What to work on => Your task is to copy every line of the records below that contains "plain".

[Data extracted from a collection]
+ + +

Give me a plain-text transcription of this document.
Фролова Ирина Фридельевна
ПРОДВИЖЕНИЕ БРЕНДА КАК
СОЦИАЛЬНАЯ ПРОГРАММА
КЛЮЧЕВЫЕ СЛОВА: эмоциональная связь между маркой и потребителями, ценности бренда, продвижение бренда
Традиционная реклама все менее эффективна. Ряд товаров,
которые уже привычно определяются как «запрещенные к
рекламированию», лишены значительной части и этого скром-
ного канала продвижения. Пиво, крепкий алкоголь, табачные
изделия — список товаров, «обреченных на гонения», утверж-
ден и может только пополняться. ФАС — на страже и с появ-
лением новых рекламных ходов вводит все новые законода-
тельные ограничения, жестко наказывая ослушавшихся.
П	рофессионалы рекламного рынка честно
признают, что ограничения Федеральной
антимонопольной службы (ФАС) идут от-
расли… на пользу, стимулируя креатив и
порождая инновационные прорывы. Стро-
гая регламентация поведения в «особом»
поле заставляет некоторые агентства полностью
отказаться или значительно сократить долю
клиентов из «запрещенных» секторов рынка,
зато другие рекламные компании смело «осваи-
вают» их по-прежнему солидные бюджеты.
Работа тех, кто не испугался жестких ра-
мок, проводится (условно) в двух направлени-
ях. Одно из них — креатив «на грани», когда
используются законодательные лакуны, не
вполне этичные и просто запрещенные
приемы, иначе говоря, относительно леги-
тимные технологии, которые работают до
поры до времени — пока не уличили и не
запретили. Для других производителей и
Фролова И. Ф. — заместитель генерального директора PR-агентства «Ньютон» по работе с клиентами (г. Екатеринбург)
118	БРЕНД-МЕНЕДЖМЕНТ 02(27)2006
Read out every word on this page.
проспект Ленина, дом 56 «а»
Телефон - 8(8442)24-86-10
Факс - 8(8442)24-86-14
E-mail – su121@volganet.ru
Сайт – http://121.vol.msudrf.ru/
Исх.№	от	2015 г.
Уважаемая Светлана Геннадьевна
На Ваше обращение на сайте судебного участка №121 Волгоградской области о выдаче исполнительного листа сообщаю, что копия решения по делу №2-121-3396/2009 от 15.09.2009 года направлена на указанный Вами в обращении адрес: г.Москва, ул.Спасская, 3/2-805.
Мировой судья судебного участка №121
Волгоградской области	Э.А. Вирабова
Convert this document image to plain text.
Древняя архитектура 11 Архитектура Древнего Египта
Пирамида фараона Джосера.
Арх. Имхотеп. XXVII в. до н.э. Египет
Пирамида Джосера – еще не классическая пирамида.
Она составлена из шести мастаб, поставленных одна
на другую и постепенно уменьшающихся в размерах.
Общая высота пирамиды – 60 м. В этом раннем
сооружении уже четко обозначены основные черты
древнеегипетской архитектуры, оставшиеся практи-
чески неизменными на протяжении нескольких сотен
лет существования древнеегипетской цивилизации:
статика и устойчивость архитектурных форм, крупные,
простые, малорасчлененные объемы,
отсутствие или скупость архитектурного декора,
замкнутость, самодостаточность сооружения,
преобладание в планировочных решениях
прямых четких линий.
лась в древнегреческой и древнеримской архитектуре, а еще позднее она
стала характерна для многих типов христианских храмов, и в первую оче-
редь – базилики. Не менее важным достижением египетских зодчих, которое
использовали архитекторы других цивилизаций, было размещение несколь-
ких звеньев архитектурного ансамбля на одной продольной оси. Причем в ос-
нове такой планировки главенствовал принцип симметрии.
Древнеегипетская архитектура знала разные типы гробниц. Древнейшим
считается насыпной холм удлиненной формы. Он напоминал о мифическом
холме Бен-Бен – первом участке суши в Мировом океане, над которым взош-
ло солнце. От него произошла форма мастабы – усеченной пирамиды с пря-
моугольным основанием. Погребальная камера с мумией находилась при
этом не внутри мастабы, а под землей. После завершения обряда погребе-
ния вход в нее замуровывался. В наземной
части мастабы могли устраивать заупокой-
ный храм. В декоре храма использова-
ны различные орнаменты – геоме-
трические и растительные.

+ + +

Exercise response =>
Give me a plain-text transcription of this document.
Convert this document image to plain text.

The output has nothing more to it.